**Given request:** Scan the entries below and extract each line with the word "ALEJANDRA" in it.

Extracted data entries
----
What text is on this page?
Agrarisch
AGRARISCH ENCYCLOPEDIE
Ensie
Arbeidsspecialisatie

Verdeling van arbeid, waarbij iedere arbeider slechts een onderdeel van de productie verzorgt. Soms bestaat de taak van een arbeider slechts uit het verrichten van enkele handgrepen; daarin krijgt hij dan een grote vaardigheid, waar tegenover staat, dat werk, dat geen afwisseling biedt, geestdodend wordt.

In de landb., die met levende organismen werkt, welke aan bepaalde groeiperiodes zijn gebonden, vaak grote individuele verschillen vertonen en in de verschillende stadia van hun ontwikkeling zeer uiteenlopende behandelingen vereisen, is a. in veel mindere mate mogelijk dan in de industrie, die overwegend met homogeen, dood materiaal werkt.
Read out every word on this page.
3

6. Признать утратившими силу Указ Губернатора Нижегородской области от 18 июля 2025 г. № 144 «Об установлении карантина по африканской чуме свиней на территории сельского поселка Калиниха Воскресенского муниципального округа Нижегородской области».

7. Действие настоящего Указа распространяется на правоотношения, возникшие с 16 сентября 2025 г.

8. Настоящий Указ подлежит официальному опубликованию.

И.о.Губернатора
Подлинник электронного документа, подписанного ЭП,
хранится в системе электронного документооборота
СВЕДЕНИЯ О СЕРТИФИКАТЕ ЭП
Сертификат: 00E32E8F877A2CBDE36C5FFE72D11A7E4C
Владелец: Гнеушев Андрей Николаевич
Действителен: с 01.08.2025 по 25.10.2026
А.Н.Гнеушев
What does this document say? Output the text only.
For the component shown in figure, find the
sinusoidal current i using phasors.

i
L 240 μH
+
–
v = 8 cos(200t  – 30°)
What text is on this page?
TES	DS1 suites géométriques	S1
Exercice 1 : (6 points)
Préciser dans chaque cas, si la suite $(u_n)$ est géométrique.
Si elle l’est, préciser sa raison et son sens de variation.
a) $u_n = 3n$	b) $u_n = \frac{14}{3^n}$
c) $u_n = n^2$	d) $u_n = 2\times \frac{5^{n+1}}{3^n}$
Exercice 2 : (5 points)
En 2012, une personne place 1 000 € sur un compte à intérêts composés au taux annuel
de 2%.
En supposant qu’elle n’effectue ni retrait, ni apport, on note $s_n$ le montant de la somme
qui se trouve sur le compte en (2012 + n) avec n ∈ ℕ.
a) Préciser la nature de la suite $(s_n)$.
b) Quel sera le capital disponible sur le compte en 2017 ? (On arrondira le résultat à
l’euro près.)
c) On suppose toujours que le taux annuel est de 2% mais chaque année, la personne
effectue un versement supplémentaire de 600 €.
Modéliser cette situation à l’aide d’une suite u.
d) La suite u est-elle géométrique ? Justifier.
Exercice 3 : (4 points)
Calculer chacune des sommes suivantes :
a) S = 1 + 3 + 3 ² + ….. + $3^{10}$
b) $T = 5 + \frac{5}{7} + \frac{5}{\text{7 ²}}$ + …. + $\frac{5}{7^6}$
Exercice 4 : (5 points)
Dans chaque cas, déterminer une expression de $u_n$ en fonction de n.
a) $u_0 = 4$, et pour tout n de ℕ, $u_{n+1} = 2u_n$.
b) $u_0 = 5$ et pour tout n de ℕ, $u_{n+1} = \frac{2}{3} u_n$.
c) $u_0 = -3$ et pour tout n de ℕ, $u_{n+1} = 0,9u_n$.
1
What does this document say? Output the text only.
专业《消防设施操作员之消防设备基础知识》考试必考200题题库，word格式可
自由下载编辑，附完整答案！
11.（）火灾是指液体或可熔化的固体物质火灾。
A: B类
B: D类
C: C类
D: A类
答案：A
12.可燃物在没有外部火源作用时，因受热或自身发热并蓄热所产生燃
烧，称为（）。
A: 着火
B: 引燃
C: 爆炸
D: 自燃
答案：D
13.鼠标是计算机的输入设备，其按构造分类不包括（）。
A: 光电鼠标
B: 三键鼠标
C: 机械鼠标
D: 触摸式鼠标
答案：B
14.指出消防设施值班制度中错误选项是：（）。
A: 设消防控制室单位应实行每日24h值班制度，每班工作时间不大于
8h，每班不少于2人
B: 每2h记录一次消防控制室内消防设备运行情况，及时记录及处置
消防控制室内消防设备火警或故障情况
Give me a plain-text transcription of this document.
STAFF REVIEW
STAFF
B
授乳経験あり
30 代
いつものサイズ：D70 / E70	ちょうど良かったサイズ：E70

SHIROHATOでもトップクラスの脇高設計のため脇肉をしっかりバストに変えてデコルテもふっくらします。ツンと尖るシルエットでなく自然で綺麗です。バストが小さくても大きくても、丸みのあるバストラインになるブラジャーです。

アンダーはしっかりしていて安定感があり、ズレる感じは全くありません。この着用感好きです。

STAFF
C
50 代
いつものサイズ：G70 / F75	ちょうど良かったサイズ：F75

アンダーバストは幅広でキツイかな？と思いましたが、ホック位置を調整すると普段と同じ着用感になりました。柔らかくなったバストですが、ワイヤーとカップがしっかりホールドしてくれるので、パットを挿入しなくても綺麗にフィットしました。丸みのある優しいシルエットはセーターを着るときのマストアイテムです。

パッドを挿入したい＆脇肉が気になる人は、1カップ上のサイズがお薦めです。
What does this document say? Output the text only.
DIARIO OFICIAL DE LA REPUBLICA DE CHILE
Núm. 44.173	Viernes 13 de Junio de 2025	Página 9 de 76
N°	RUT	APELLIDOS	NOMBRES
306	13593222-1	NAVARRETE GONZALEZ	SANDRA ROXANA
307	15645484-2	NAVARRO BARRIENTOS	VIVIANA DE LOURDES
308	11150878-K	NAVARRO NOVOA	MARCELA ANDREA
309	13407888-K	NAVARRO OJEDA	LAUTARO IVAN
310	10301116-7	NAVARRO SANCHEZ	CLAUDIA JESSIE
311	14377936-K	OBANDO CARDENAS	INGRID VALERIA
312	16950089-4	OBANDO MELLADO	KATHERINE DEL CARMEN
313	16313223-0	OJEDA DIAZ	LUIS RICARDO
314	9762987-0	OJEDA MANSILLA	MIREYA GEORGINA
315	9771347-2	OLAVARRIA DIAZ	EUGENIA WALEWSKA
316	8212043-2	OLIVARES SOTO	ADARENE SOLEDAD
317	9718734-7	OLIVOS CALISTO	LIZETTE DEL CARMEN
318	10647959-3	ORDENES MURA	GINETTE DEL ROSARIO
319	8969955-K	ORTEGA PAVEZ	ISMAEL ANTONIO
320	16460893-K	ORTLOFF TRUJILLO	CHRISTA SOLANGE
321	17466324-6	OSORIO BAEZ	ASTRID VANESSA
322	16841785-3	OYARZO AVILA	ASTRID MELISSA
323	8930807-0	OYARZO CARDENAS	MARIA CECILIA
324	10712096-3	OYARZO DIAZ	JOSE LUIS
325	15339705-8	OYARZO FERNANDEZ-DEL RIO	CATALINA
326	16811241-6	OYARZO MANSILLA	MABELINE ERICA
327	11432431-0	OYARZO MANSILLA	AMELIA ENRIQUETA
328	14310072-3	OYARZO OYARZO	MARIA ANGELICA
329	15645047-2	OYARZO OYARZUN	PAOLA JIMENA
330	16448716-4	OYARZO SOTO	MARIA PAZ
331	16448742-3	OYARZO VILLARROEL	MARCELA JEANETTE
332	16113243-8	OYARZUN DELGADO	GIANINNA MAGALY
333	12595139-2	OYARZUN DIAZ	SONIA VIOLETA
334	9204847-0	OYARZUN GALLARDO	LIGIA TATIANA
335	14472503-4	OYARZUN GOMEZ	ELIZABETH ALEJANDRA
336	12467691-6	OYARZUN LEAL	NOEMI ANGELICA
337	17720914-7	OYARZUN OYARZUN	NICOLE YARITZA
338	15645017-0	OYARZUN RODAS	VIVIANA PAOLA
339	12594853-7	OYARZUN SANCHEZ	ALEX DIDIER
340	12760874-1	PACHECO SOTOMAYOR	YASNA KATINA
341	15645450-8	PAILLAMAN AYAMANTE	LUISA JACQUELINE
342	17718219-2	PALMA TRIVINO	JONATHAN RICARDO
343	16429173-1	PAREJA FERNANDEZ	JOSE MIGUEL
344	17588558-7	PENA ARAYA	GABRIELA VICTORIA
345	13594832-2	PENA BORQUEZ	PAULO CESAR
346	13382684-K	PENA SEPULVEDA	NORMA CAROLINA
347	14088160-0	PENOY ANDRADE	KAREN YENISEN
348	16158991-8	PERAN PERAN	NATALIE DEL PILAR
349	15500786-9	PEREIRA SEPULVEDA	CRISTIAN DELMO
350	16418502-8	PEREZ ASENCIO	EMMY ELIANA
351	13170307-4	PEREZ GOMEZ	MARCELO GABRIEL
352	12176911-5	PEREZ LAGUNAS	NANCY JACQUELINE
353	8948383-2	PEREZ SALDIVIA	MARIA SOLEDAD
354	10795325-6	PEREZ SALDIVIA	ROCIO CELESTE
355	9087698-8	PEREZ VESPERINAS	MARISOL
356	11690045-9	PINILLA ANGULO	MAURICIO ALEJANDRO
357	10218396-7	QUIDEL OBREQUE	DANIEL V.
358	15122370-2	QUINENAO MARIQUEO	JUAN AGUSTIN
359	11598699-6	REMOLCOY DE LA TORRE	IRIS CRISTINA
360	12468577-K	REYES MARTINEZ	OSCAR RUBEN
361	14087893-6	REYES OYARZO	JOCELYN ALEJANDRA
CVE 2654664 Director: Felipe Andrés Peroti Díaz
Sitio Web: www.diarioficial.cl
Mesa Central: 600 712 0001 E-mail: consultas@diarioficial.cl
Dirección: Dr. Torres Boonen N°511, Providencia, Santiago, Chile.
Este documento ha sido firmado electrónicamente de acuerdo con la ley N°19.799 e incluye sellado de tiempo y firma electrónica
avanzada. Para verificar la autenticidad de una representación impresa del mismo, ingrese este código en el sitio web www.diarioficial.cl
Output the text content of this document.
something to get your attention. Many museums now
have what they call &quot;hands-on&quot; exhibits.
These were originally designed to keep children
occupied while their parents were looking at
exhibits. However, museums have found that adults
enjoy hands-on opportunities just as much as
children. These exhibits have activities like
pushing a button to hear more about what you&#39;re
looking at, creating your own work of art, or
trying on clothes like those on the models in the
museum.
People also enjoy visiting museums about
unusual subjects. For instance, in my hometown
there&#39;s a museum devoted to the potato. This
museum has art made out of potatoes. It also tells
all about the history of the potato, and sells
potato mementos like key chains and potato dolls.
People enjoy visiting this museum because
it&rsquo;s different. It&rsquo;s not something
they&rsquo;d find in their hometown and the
----
**Completed task:**
335	14472503-4	OYARZUN GOMEZ	ELIZABETH ALEJANDRA
361	14087893-6	REYES OYARZO	JOCELYN ALEJANDRA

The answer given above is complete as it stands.